Stated problem |
Copy the records below exactly, omitting any pictures they contain.

Stored records |
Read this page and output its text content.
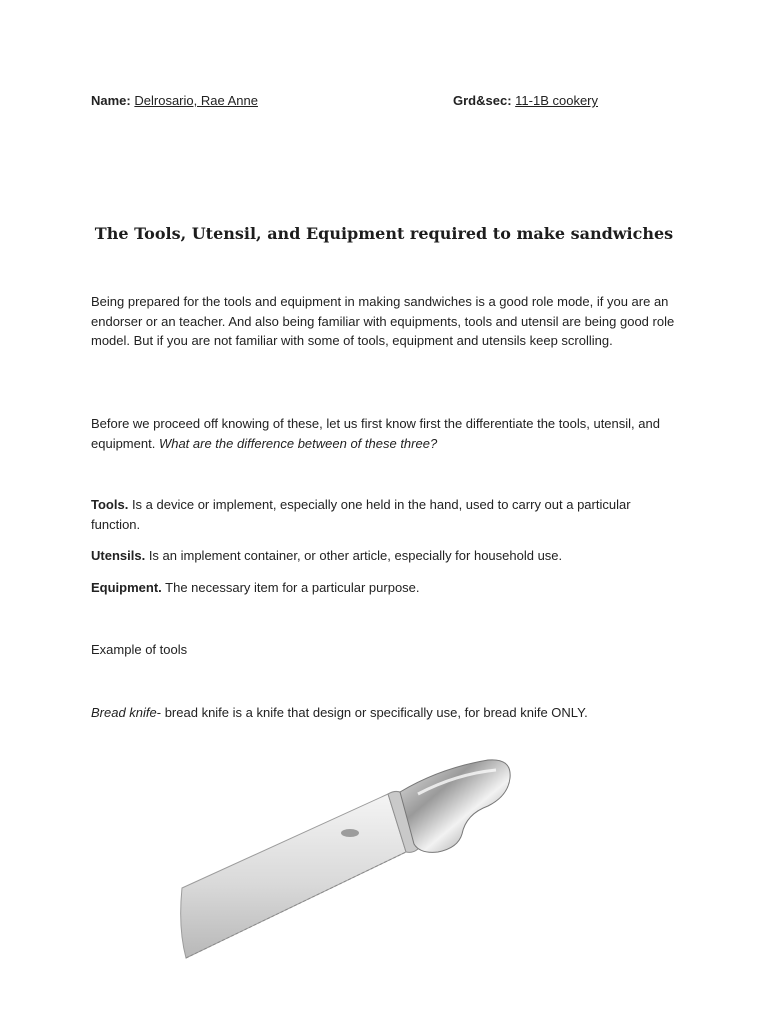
Name: Delrosario, Rae Anne	Grd&sec: 11-1B cookery
The Tools, Utensil, and Equipment required to make sandwiches

Being prepared for the tools and equipment in making sandwiches is a good role mode, if you are an endorser or an teacher. And also being familiar with equipments, tools and utensil are being good role model. But if you are not familiar with some of tools, equipment and utensils keep scrolling.

Before we proceed off knowing of these, let us first know first the differentiate the tools, utensil, and equipment. What are the difference between of these three?

Tools. Is a device or implement, especially one held in the hand, used to carry out a particular function.

Utensils. Is an implement container, or other article, especially for household use.

Equipment. The necessary item for a particular purpose.

Example of tools

Bread knife- bread knife is a knife that design or specifically use, for bread knife ONLY.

Written answer |
Read this page and output its text content.
Name: Delrosario, Rae Anne	Grd&sec: 11-1B cookery
The Tools, Utensil, and Equipment required to make sandwiches

Being prepared for the tools and equipment in making sandwiches is a good role mode, if you are an endorser or an teacher. And also being familiar with equipments, tools and utensil are being good role model. But if you are not familiar with some of tools, equipment and utensils keep scrolling.

Before we proceed off knowing of these, let us first know first the differentiate the tools, utensil, and equipment. What are the difference between of these three?

Tools. Is a device or implement, especially one held in the hand, used to carry out a particular function.

Utensils. Is an implement container, or other article, especially for household use.

Equipment. The necessary item for a particular purpose.

Example of tools

Bread knife- bread knife is a knife that design or specifically use, for bread knife ONLY.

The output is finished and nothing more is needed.